■ WHAT TO WORK ON
Swap every instance of "map-marker" in the data below for "map-pin" and write out all the lines again, leaving everything else as it is.
** START RECORD EXTRACTS **
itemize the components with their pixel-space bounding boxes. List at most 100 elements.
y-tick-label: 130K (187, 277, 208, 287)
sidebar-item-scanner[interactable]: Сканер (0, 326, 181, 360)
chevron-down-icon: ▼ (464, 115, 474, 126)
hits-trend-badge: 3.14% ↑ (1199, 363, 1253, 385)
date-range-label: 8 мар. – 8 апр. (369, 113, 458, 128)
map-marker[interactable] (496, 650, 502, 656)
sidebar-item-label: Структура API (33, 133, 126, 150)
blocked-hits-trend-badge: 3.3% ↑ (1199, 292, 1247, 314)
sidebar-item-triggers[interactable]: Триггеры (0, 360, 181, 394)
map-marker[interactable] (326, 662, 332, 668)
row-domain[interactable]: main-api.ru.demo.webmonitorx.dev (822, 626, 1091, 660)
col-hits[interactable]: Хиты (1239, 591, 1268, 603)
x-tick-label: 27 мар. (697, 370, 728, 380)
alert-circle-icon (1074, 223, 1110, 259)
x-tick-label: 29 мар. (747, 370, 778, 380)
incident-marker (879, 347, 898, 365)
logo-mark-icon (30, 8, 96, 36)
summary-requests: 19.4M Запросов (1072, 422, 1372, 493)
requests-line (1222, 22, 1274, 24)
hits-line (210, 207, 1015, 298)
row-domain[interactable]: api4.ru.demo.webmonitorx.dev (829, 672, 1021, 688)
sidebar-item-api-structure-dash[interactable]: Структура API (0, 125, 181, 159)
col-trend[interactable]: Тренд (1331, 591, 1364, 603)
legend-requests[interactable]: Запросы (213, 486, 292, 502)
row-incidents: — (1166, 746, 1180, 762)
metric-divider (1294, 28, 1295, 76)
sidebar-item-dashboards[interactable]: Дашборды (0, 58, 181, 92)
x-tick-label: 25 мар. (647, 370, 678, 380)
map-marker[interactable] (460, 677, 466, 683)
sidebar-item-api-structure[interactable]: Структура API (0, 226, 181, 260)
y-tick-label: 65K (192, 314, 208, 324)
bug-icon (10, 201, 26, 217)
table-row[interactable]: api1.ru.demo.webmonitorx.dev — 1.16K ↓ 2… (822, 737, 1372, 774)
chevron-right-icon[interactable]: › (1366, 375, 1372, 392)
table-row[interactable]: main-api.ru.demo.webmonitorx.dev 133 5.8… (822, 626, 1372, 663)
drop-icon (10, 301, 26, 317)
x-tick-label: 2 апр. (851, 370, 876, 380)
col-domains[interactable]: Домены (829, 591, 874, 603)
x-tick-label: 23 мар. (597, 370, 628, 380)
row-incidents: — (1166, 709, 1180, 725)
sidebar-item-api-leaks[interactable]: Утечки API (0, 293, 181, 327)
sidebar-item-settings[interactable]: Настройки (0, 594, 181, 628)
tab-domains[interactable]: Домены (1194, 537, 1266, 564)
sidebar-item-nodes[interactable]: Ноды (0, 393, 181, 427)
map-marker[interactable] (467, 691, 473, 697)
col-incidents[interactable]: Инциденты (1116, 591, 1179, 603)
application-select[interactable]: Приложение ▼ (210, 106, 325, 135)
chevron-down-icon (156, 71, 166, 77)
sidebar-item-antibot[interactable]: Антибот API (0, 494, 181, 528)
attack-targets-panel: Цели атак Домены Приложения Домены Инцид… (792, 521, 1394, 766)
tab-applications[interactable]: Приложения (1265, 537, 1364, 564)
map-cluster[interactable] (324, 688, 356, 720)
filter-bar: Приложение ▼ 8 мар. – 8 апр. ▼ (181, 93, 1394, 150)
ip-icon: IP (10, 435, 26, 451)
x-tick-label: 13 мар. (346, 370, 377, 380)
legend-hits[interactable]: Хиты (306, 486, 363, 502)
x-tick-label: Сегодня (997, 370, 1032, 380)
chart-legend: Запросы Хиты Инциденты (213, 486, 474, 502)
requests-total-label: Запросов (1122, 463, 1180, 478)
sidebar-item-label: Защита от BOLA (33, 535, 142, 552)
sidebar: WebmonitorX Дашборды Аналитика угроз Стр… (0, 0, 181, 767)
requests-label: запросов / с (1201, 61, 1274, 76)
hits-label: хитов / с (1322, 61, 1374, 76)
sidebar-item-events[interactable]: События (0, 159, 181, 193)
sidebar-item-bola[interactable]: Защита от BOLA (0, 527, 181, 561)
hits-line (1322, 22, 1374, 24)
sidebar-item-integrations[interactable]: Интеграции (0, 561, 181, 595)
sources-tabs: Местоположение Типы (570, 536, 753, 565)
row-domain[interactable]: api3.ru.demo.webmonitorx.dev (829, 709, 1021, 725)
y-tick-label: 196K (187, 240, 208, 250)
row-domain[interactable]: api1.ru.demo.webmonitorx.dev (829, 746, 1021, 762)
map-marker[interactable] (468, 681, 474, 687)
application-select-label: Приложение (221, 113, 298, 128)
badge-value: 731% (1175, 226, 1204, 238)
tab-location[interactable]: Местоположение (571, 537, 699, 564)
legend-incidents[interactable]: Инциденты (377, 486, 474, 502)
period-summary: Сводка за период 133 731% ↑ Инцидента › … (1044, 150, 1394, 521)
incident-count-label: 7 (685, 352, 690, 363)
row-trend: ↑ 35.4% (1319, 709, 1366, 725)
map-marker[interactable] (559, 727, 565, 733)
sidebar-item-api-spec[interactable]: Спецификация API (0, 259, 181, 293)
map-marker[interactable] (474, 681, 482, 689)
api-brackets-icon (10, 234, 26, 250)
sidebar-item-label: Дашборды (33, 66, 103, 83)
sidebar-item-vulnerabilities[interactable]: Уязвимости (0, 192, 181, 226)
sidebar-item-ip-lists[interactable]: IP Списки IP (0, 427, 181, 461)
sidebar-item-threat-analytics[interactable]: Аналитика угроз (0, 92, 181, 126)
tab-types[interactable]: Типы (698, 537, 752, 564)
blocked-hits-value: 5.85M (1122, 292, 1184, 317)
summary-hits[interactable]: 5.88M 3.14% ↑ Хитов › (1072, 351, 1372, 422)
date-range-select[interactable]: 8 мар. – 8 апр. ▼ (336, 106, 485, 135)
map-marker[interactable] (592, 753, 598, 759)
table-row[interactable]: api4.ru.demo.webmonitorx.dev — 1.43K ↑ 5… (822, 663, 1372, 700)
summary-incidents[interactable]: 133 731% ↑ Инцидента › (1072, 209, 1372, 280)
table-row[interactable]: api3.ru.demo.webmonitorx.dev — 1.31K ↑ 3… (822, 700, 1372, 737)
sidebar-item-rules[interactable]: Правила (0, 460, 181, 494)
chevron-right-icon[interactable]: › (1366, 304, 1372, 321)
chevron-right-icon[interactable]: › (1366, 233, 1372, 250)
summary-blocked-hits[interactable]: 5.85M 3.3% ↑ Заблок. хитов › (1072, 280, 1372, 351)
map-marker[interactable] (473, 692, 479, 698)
** END RECORD EXTRACTS **
■ EXPECTED ANSWER
itemize the components with their pixel-space bounding boxes. List at most 100 elements.
y-tick-label: 130K (187, 277, 208, 287)
sidebar-item-scanner[interactable]: Сканер (0, 326, 181, 360)
chevron-down-icon: ▼ (464, 115, 474, 126)
hits-trend-badge: 3.14% ↑ (1199, 363, 1253, 385)
date-range-label: 8 мар. – 8 апр. (369, 113, 458, 128)
map-pin[interactable] (496, 650, 502, 656)
sidebar-item-label: Структура API (33, 133, 126, 150)
blocked-hits-trend-badge: 3.3% ↑ (1199, 292, 1247, 314)
sidebar-item-triggers[interactable]: Триггеры (0, 360, 181, 394)
map-pin[interactable] (326, 662, 332, 668)
row-domain[interactable]: main-api.ru.demo.webmonitorx.dev (822, 626, 1091, 660)
col-hits[interactable]: Хиты (1239, 591, 1268, 603)
x-tick-label: 27 мар. (697, 370, 728, 380)
alert-circle-icon (1074, 223, 1110, 259)
x-tick-label: 29 мар. (747, 370, 778, 380)
incident-marker (879, 347, 898, 365)
logo-mark-icon (30, 8, 96, 36)
summary-requests: 19.4M Запросов (1072, 422, 1372, 493)
requests-line (1222, 22, 1274, 24)
hits-line (210, 207, 1015, 298)
row-domain[interactable]: api4.ru.demo.webmonitorx.dev (829, 672, 1021, 688)
sidebar-item-api-structure-dash[interactable]: Структура API (0, 125, 181, 159)
col-trend[interactable]: Тренд (1331, 591, 1364, 603)
legend-requests[interactable]: Запросы (213, 486, 292, 502)
row-incidents: — (1166, 746, 1180, 762)
metric-divider (1294, 28, 1295, 76)
sidebar-item-dashboards[interactable]: Дашборды (0, 58, 181, 92)
x-tick-label: 25 мар. (647, 370, 678, 380)
map-pin[interactable] (460, 677, 466, 683)
sidebar-item-api-structure[interactable]: Структура API (0, 226, 181, 260)
y-tick-label: 65K (192, 314, 208, 324)
bug-icon (10, 201, 26, 217)
table-row[interactable]: api1.ru.demo.webmonitorx.dev — 1.16K ↓ 2… (822, 737, 1372, 774)
chevron-right-icon[interactable]: › (1366, 375, 1372, 392)
table-row[interactable]: main-api.ru.demo.webmonitorx.dev 133 5.8… (822, 626, 1372, 663)
drop-icon (10, 301, 26, 317)
x-tick-label: 2 апр. (851, 370, 876, 380)
col-domains[interactable]: Домены (829, 591, 874, 603)
x-tick-label: 23 мар. (597, 370, 628, 380)
row-incidents: — (1166, 709, 1180, 725)
sidebar-item-api-leaks[interactable]: Утечки API (0, 293, 181, 327)
sidebar-item-settings[interactable]: Настройки (0, 594, 181, 628)
tab-domains[interactable]: Домены (1194, 537, 1266, 564)
sidebar-item-nodes[interactable]: Ноды (0, 393, 181, 427)
map-pin[interactable] (467, 691, 473, 697)
col-incidents[interactable]: Инциденты (1116, 591, 1179, 603)
application-select[interactable]: Приложение ▼ (210, 106, 325, 135)
chevron-down-icon (156, 71, 166, 77)
sidebar-item-antibot[interactable]: Антибот API (0, 494, 181, 528)
attack-targets-panel: Цели атак Домены Приложения Домены Инцид… (792, 521, 1394, 766)
tab-applications[interactable]: Приложения (1265, 537, 1364, 564)
map-cluster[interactable] (324, 688, 356, 720)
filter-bar: Приложение ▼ 8 мар. – 8 апр. ▼ (181, 93, 1394, 150)
ip-icon: IP (10, 435, 26, 451)
x-tick-label: 13 мар. (346, 370, 377, 380)
legend-hits[interactable]: Хиты (306, 486, 363, 502)
x-tick-label: Сегодня (997, 370, 1032, 380)
chart-legend: Запросы Хиты Инциденты (213, 486, 474, 502)
requests-total-label: Запросов (1122, 463, 1180, 478)
sidebar-item-label: Защита от BOLA (33, 535, 142, 552)
sidebar: WebmonitorX Дашборды Аналитика угроз Стр… (0, 0, 181, 767)
requests-label: запросов / с (1201, 61, 1274, 76)
hits-label: хитов / с (1322, 61, 1374, 76)
sidebar-item-events[interactable]: События (0, 159, 181, 193)
sidebar-item-bola[interactable]: Защита от BOLA (0, 527, 181, 561)
hits-line (1322, 22, 1374, 24)
sidebar-item-integrations[interactable]: Интеграции (0, 561, 181, 595)
sources-tabs: Местоположение Типы (570, 536, 753, 565)
row-domain[interactable]: api3.ru.demo.webmonitorx.dev (829, 709, 1021, 725)
y-tick-label: 196K (187, 240, 208, 250)
row-domain[interactable]: api1.ru.demo.webmonitorx.dev (829, 746, 1021, 762)
map-pin[interactable] (468, 681, 474, 687)
application-select-label: Приложение (221, 113, 298, 128)
badge-value: 731% (1175, 226, 1204, 238)
tab-location[interactable]: Местоположение (571, 537, 699, 564)
legend-incidents[interactable]: Инциденты (377, 486, 474, 502)
period-summary: Сводка за период 133 731% ↑ Инцидента › … (1044, 150, 1394, 521)
incident-count-label: 7 (685, 352, 690, 363)
row-trend: ↑ 35.4% (1319, 709, 1366, 725)
map-pin[interactable] (559, 727, 565, 733)
sidebar-item-api-spec[interactable]: Спецификация API (0, 259, 181, 293)
map-pin[interactable] (474, 681, 482, 689)
api-brackets-icon (10, 234, 26, 250)
sidebar-item-label: Дашборды (33, 66, 103, 83)
sidebar-item-vulnerabilities[interactable]: Уязвимости (0, 192, 181, 226)
sidebar-item-ip-lists[interactable]: IP Списки IP (0, 427, 181, 461)
sidebar-item-threat-analytics[interactable]: Аналитика угроз (0, 92, 181, 126)
tab-types[interactable]: Типы (698, 537, 752, 564)
blocked-hits-value: 5.85M (1122, 292, 1184, 317)
summary-hits[interactable]: 5.88M 3.14% ↑ Хитов › (1072, 351, 1372, 422)
date-range-select[interactable]: 8 мар. – 8 апр. ▼ (336, 106, 485, 135)
map-pin[interactable] (592, 753, 598, 759)
table-row[interactable]: api4.ru.demo.webmonitorx.dev — 1.43K ↑ 5… (822, 663, 1372, 700)
summary-incidents[interactable]: 133 731% ↑ Инцидента › (1072, 209, 1372, 280)
table-row[interactable]: api3.ru.demo.webmonitorx.dev — 1.31K ↑ 3… (822, 700, 1372, 737)
sidebar-item-rules[interactable]: Правила (0, 460, 181, 494)
chevron-right-icon[interactable]: › (1366, 304, 1372, 321)
chevron-right-icon[interactable]: › (1366, 233, 1372, 250)
summary-blocked-hits[interactable]: 5.85M 3.3% ↑ Заблок. хитов › (1072, 280, 1372, 351)
map-pin[interactable] (473, 692, 479, 698)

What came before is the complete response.